*MATERIAL*:

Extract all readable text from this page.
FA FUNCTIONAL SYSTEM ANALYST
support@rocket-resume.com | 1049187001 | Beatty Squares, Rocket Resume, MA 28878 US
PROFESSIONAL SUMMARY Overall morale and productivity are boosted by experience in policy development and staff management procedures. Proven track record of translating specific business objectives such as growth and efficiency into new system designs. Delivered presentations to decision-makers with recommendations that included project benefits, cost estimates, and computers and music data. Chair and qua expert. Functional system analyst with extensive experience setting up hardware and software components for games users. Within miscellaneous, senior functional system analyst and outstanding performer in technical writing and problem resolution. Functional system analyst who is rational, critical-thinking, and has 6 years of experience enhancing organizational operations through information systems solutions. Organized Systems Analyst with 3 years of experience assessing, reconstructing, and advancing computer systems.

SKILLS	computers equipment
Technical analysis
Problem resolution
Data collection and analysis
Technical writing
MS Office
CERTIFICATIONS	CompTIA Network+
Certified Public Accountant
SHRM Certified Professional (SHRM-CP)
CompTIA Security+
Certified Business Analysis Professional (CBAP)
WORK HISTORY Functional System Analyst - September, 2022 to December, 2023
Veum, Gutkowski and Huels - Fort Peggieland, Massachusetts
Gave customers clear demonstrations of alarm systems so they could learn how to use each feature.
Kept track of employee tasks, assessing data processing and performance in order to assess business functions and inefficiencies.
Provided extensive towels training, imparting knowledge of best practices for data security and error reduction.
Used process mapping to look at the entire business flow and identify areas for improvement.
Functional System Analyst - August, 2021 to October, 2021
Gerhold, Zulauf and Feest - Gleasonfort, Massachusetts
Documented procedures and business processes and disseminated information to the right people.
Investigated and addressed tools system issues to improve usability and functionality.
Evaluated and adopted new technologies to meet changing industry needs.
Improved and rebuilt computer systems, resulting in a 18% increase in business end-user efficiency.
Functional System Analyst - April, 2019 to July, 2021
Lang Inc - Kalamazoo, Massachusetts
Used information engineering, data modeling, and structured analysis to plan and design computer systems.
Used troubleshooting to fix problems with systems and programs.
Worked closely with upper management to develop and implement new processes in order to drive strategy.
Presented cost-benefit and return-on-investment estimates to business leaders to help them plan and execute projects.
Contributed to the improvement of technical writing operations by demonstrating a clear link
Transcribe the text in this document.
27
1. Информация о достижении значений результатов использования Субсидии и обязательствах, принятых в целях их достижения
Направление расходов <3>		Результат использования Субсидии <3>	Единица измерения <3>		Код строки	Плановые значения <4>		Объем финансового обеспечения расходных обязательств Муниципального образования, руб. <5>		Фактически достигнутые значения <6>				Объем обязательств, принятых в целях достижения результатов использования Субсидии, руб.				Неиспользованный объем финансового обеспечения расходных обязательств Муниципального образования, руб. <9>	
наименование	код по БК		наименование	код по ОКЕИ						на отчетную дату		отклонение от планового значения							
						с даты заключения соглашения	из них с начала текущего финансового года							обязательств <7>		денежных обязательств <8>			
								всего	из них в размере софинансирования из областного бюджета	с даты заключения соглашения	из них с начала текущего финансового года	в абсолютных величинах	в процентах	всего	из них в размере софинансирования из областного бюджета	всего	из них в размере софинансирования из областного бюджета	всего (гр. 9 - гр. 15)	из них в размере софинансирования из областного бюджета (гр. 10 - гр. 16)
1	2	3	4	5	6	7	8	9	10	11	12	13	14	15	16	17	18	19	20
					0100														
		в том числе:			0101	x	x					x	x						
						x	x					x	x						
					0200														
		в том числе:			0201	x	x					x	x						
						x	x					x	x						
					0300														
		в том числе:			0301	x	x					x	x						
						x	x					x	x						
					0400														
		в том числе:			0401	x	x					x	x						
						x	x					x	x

*WHAT IS ASKED*: Each record above must be given again exactly.

*RESULT BELOW*:
Extract all readable text from this page.
FA FUNCTIONAL SYSTEM ANALYST
support@rocket-resume.com | 1049187001 | Beatty Squares, Rocket Resume, MA 28878 US
PROFESSIONAL SUMMARY Overall morale and productivity are boosted by experience in policy development and staff management procedures. Proven track record of translating specific business objectives such as growth and efficiency into new system designs. Delivered presentations to decision-makers with recommendations that included project benefits, cost estimates, and computers and music data. Chair and qua expert. Functional system analyst with extensive experience setting up hardware and software components for games users. Within miscellaneous, senior functional system analyst and outstanding performer in technical writing and problem resolution. Functional system analyst who is rational, critical-thinking, and has 6 years of experience enhancing organizational operations through information systems solutions. Organized Systems Analyst with 3 years of experience assessing, reconstructing, and advancing computer systems.

SKILLS	computers equipment
Technical analysis
Problem resolution
Data collection and analysis
Technical writing
MS Office
CERTIFICATIONS	CompTIA Network+
Certified Public Accountant
SHRM Certified Professional (SHRM-CP)
CompTIA Security+
Certified Business Analysis Professional (CBAP)
WORK HISTORY Functional System Analyst - September, 2022 to December, 2023
Veum, Gutkowski and Huels - Fort Peggieland, Massachusetts
Gave customers clear demonstrations of alarm systems so they could learn how to use each feature.
Kept track of employee tasks, assessing data processing and performance in order to assess business functions and inefficiencies.
Provided extensive towels training, imparting knowledge of best practices for data security and error reduction.
Used process mapping to look at the entire business flow and identify areas for improvement.
Functional System Analyst - August, 2021 to October, 2021
Gerhold, Zulauf and Feest - Gleasonfort, Massachusetts
Documented procedures and business processes and disseminated information to the right people.
Investigated and addressed tools system issues to improve usability and functionality.
Evaluated and adopted new technologies to meet changing industry needs.
Improved and rebuilt computer systems, resulting in a 18% increase in business end-user efficiency.
Functional System Analyst - April, 2019 to July, 2021
Lang Inc - Kalamazoo, Massachusetts
Used information engineering, data modeling, and structured analysis to plan and design computer systems.
Used troubleshooting to fix problems with systems and programs.
Worked closely with upper management to develop and implement new processes in order to drive strategy.
Presented cost-benefit and return-on-investment estimates to business leaders to help them plan and execute projects.
Contributed to the improvement of technical writing operations by demonstrating a clear link
Transcribe the text in this document.
27
1. Информация о достижении значений результатов использования Субсидии и обязательствах, принятых в целях их достижения
Направление расходов <3>		Результат использования Субсидии <3>	Единица измерения <3>		Код строки	Плановые значения <4>		Объем финансового обеспечения расходных обязательств Муниципального образования, руб. <5>		Фактически достигнутые значения <6>				Объем обязательств, принятых в целях достижения результатов использования Субсидии, руб.				Неиспользованный объем финансового обеспечения расходных обязательств Муниципального образования, руб. <9>	
наименование	код по БК		наименование	код по ОКЕИ						на отчетную дату		отклонение от планового значения							
						с даты заключения соглашения	из них с начала текущего финансового года							обязательств <7>		денежных обязательств <8>			
								всего	из них в размере софинансирования из областного бюджета	с даты заключения соглашения	из них с начала текущего финансового года	в абсолютных величинах	в процентах	всего	из них в размере софинансирования из областного бюджета	всего	из них в размере софинансирования из областного бюджета	всего (гр. 9 - гр. 15)	из них в размере софинансирования из областного бюджета (гр. 10 - гр. 16)
1	2	3	4	5	6	7	8	9	10	11	12	13	14	15	16	17	18	19	20
					0100														
		в том числе:			0101	x	x					x	x						
						x	x					x	x						
					0200														
		в том числе:			0201	x	x					x	x						
						x	x					x	x						
					0300														
		в том числе:			0301	x	x					x	x						
						x	x					x	x						
					0400														
		в том числе:			0401	x	x					x	x						
						x	x					x	x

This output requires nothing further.